Information provided –
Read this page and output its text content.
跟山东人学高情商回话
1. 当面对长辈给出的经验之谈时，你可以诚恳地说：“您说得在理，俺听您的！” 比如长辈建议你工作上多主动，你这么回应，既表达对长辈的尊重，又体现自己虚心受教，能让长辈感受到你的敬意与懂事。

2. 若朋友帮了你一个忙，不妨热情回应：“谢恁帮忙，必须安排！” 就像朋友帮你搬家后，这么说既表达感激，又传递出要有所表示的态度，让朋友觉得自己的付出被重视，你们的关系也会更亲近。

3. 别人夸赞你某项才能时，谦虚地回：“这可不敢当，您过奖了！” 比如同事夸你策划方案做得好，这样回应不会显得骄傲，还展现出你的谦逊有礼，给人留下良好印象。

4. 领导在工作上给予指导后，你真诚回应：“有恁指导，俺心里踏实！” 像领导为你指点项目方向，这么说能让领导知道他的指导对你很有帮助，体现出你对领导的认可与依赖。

Work to do – Repeat the lines above exactly.

Written response –
Read this page and output its text content.
跟山东人学高情商回话
1. 当面对长辈给出的经验之谈时，你可以诚恳地说：“您说得在理，俺听您的！” 比如长辈建议你工作上多主动，你这么回应，既表达对长辈的尊重，又体现自己虚心受教，能让长辈感受到你的敬意与懂事。

2. 若朋友帮了你一个忙，不妨热情回应：“谢恁帮忙，必须安排！” 就像朋友帮你搬家后，这么说既表达感激，又传递出要有所表示的态度，让朋友觉得自己的付出被重视，你们的关系也会更亲近。

3. 别人夸赞你某项才能时，谦虚地回：“这可不敢当，您过奖了！” 比如同事夸你策划方案做得好，这样回应不会显得骄傲，还展现出你的谦逊有礼，给人留下良好印象。

4. 领导在工作上给予指导后，你真诚回应：“有恁指导，俺心里踏实！” 像领导为你指点项目方向，这么说能让领导知道他的指导对你很有帮助，体现出你对领导的认可与依赖。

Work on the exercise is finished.